> [Work instructions] Reproduce the text below on FinTech, inclusion, and quantum computing in full, word for word.

> [Given text]

:::::

Preparing for Quantum, Inclusion, and the Future of
In the latest episode of FinTech’s DEI Discussions, Nadia sits down with Sarah Ghosh, Finance Executive at the UK Civil Service, to talk about the future of financial technology, the role of emerging technologies such as AI and quantum computing, and what inclusion truly means for leaders in fast-moving sectors. Recorded ahead of FinTech Connect 2025, this conversation offers a preview of the topics that will define the December event. With Sarah’s background in finance, change, and transformation, and her longstanding advocacy for leadership diversity, this discussion gives organisations and FinTech professionals essential direction on what to prepare for today. For those working in FinTech recruitment, talent advisory, development, and leadership planning, Sarah’s insights are a clear reminder that the future workforce will not look like the one we know today.
FinTech Recruitment and the Emerging Technology Landscape
To understand why Sarah is so passionate about shaping the future of the FinTech industry, it helps to begin with her career. She has been part of the UK Civil Service for around four years, working in finance change and transformation roles. Her work focuses on the ways in which technology can increase productivity and efficiency, particularly through the application of AI. Alongside this, she is involved in the government’s Quantum Technologies user group, which connects her work in finance with the rapidly evolving quantum ecosystem. This group was set up by the Department of Science and Innovation and Technology, and exists to bring together departments, communicate across sectors, and develop awareness around how quantum technologies will be applied.

:::::

> [Information supplied]
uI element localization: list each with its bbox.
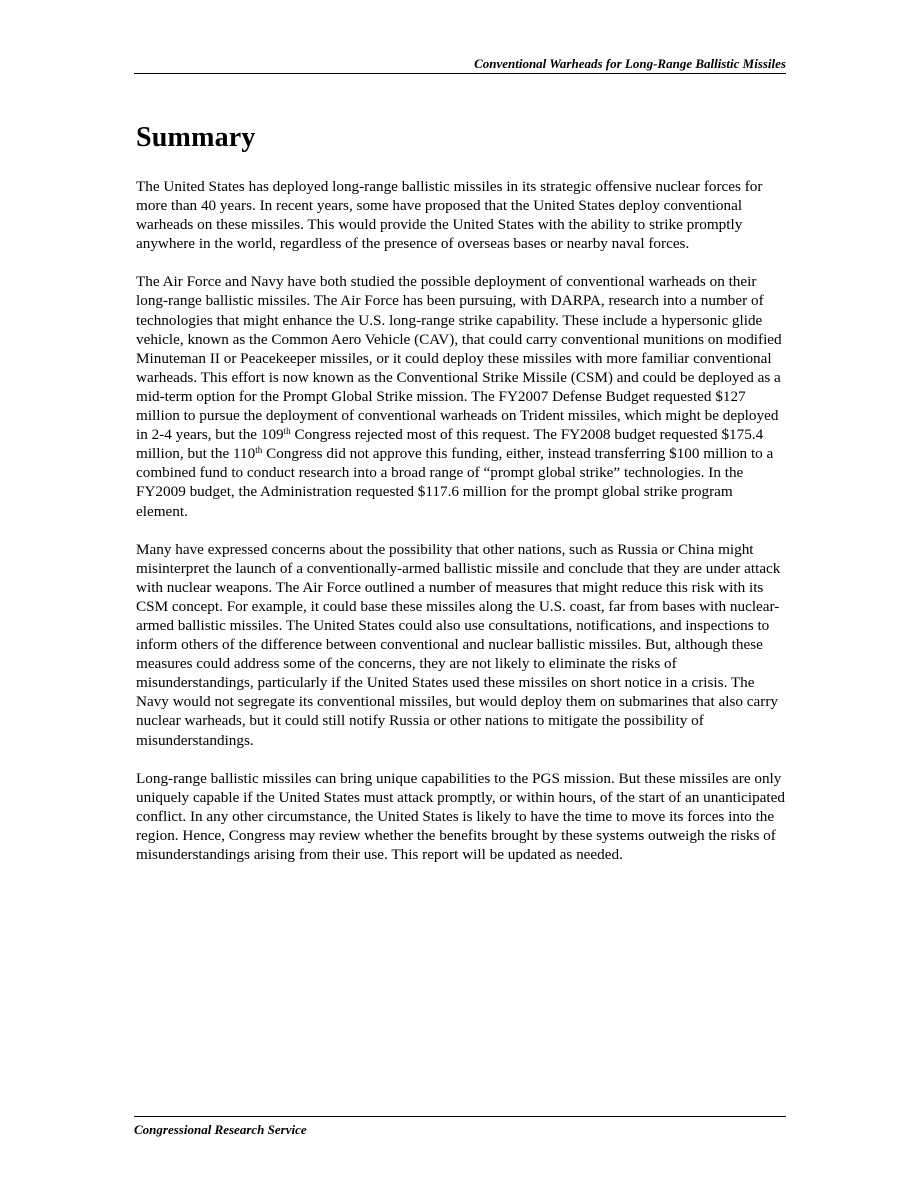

:::::

> [Output below]
Preparing for Quantum, Inclusion, and the Future of
In the latest episode of FinTech’s DEI Discussions, Nadia sits down with Sarah Ghosh, Finance Executive at the UK Civil Service, to talk about the future of financial technology, the role of emerging technologies such as AI and quantum computing, and what inclusion truly means for leaders in fast-moving sectors. Recorded ahead of FinTech Connect 2025, this conversation offers a preview of the topics that will define the December event. With Sarah’s background in finance, change, and transformation, and her longstanding advocacy for leadership diversity, this discussion gives organisations and FinTech professionals essential direction on what to prepare for today. For those working in FinTech recruitment, talent advisory, development, and leadership planning, Sarah’s insights are a clear reminder that the future workforce will not look like the one we know today.
FinTech Recruitment and the Emerging Technology Landscape
To understand why Sarah is so passionate about shaping the future of the FinTech industry, it helps to begin with her career. She has been part of the UK Civil Service for around four years, working in finance change and transformation roles. Her work focuses on the ways in which technology can increase productivity and efficiency, particularly through the application of AI. Alongside this, she is involved in the government’s Quantum Technologies user group, which connects her work in finance with the rapidly evolving quantum ecosystem. This group was set up by the Department of Science and Innovation and Technology, and exists to bring together departments, communicate across sectors, and develop awareness around how quantum technologies will be applied.